··· MATERIAL SUPPLIED
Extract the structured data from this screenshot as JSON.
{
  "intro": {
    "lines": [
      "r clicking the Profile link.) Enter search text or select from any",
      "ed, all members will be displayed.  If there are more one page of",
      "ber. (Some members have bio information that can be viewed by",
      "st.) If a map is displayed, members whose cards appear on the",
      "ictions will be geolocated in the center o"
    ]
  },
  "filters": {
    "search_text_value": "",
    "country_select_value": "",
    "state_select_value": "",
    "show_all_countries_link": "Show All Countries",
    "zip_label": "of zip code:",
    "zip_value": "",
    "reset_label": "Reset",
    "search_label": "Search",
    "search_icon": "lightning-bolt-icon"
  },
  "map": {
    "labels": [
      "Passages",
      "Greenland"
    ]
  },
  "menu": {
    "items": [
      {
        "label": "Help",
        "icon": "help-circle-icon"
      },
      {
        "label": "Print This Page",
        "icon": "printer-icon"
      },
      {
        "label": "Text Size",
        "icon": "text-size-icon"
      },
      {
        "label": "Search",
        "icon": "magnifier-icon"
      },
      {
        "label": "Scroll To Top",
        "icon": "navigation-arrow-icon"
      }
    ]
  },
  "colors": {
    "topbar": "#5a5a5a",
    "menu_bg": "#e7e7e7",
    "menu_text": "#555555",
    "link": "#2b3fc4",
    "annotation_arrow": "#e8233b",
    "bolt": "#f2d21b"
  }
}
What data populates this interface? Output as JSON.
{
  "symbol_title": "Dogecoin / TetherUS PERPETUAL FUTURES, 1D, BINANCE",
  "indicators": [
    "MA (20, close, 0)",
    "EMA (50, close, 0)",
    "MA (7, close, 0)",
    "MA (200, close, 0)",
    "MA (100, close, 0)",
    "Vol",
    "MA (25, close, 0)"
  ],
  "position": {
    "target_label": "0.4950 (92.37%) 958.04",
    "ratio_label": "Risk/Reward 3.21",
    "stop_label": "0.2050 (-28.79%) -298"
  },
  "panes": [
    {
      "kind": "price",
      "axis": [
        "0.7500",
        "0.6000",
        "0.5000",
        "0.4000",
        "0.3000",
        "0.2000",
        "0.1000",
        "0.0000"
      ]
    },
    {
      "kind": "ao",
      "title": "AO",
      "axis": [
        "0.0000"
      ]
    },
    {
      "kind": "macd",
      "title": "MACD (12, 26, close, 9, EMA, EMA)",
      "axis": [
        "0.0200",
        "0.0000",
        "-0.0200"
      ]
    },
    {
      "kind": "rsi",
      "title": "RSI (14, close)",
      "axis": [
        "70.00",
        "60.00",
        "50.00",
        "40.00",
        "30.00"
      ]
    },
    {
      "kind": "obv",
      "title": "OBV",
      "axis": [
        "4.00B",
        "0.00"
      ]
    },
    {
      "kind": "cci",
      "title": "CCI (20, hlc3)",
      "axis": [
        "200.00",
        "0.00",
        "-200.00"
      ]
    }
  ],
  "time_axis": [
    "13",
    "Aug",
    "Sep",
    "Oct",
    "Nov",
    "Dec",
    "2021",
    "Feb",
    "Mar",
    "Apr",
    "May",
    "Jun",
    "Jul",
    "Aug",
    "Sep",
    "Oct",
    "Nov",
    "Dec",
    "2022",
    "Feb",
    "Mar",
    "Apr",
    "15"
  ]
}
······
STATED TASK: Exactly as they are written, print the entries again.

ANSWER TO THIS PROBLEM:
Extract the structured data from this screenshot as JSON.
{
  "intro": {
    "lines": [
      "r clicking the Profile link.) Enter search text or select from any",
      "ed, all members will be displayed.  If there are more one page of",
      "ber. (Some members have bio information that can be viewed by",
      "st.) If a map is displayed, members whose cards appear on the",
      "ictions will be geolocated in the center o"
    ]
  },
  "filters": {
    "search_text_value": "",
    "country_select_value": "",
    "state_select_value": "",
    "show_all_countries_link": "Show All Countries",
    "zip_label": "of zip code:",
    "zip_value": "",
    "reset_label": "Reset",
    "search_label": "Search",
    "search_icon": "lightning-bolt-icon"
  },
  "map": {
    "labels": [
      "Passages",
      "Greenland"
    ]
  },
  "menu": {
    "items": [
      {
        "label": "Help",
        "icon": "help-circle-icon"
      },
      {
        "label": "Print This Page",
        "icon": "printer-icon"
      },
      {
        "label": "Text Size",
        "icon": "text-size-icon"
      },
      {
        "label": "Search",
        "icon": "magnifier-icon"
      },
      {
        "label": "Scroll To Top",
        "icon": "navigation-arrow-icon"
      }
    ]
  },
  "colors": {
    "topbar": "#5a5a5a",
    "menu_bg": "#e7e7e7",
    "menu_text": "#555555",
    "link": "#2b3fc4",
    "annotation_arrow": "#e8233b",
    "bolt": "#f2d21b"
  }
}
What data populates this interface? Output as JSON.
{
  "symbol_title": "Dogecoin / TetherUS PERPETUAL FUTURES, 1D, BINANCE",
  "indicators": [
    "MA (20, close, 0)",
    "EMA (50, close, 0)",
    "MA (7, close, 0)",
    "MA (200, close, 0)",
    "MA (100, close, 0)",
    "Vol",
    "MA (25, close, 0)"
  ],
  "position": {
    "target_label": "0.4950 (92.37%) 958.04",
    "ratio_label": "Risk/Reward 3.21",
    "stop_label": "0.2050 (-28.79%) -298"
  },
  "panes": [
    {
      "kind": "price",
      "axis": [
        "0.7500",
        "0.6000",
        "0.5000",
        "0.4000",
        "0.3000",
        "0.2000",
        "0.1000",
        "0.0000"
      ]
    },
    {
      "kind": "ao",
      "title": "AO",
      "axis": [
        "0.0000"
      ]
    },
    {
      "kind": "macd",
      "title": "MACD (12, 26, close, 9, EMA, EMA)",
      "axis": [
        "0.0200",
        "0.0000",
        "-0.0200"
      ]
    },
    {
      "kind": "rsi",
      "title": "RSI (14, close)",
      "axis": [
        "70.00",
        "60.00",
        "50.00",
        "40.00",
        "30.00"
      ]
    },
    {
      "kind": "obv",
      "title": "OBV",
      "axis": [
        "4.00B",
        "0.00"
      ]
    },
    {
      "kind": "cci",
      "title": "CCI (20, hlc3)",
      "axis": [
        "200.00",
        "0.00",
        "-200.00"
      ]
    }
  ],
  "time_axis": [
    "13",
    "Aug",
    "Sep",
    "Oct",
    "Nov",
    "Dec",
    "2021",
    "Feb",
    "Mar",
    "Apr",
    "May",
    "Jun",
    "Jul",
    "Aug",
    "Sep",
    "Oct",
    "Nov",
    "Dec",
    "2022",
    "Feb",
    "Mar",
    "Apr",
    "15"
  ]
}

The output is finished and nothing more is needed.